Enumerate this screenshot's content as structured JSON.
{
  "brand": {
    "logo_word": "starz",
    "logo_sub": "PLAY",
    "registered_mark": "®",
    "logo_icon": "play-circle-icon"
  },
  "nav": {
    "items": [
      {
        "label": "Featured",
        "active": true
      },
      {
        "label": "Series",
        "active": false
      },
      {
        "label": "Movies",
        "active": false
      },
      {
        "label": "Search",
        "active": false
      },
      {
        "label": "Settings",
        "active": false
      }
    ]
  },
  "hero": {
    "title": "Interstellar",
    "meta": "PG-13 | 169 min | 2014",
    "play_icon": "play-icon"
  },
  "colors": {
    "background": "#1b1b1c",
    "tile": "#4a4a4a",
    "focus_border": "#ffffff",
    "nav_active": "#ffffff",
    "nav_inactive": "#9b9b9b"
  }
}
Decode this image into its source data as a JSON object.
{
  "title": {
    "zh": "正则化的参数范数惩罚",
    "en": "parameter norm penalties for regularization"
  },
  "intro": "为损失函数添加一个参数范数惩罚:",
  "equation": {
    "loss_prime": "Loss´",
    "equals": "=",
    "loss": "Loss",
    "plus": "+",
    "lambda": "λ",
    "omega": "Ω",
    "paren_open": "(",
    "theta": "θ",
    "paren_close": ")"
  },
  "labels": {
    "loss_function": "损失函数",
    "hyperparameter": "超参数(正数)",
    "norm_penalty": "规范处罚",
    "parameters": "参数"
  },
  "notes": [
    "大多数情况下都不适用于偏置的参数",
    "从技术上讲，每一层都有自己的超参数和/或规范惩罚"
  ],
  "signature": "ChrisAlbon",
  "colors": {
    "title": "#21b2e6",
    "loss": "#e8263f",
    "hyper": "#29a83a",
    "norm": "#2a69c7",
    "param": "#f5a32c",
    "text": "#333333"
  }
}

Work instructions
Output the entries verbatim.

Completed exercise
Enumerate this screenshot's content as structured JSON.
{
  "brand": {
    "logo_word": "starz",
    "logo_sub": "PLAY",
    "registered_mark": "®",
    "logo_icon": "play-circle-icon"
  },
  "nav": {
    "items": [
      {
        "label": "Featured",
        "active": true
      },
      {
        "label": "Series",
        "active": false
      },
      {
        "label": "Movies",
        "active": false
      },
      {
        "label": "Search",
        "active": false
      },
      {
        "label": "Settings",
        "active": false
      }
    ]
  },
  "hero": {
    "title": "Interstellar",
    "meta": "PG-13 | 169 min | 2014",
    "play_icon": "play-icon"
  },
  "colors": {
    "background": "#1b1b1c",
    "tile": "#4a4a4a",
    "focus_border": "#ffffff",
    "nav_active": "#ffffff",
    "nav_inactive": "#9b9b9b"
  }
}
Decode this image into its source data as a JSON object.
{
  "title": {
    "zh": "正则化的参数范数惩罚",
    "en": "parameter norm penalties for regularization"
  },
  "intro": "为损失函数添加一个参数范数惩罚:",
  "equation": {
    "loss_prime": "Loss´",
    "equals": "=",
    "loss": "Loss",
    "plus": "+",
    "lambda": "λ",
    "omega": "Ω",
    "paren_open": "(",
    "theta": "θ",
    "paren_close": ")"
  },
  "labels": {
    "loss_function": "损失函数",
    "hyperparameter": "超参数(正数)",
    "norm_penalty": "规范处罚",
    "parameters": "参数"
  },
  "notes": [
    "大多数情况下都不适用于偏置的参数",
    "从技术上讲，每一层都有自己的超参数和/或规范惩罚"
  ],
  "signature": "ChrisAlbon",
  "colors": {
    "title": "#21b2e6",
    "loss": "#e8263f",
    "hyper": "#29a83a",
    "norm": "#2a69c7",
    "param": "#f5a32c",
    "text": "#333333"
  }
}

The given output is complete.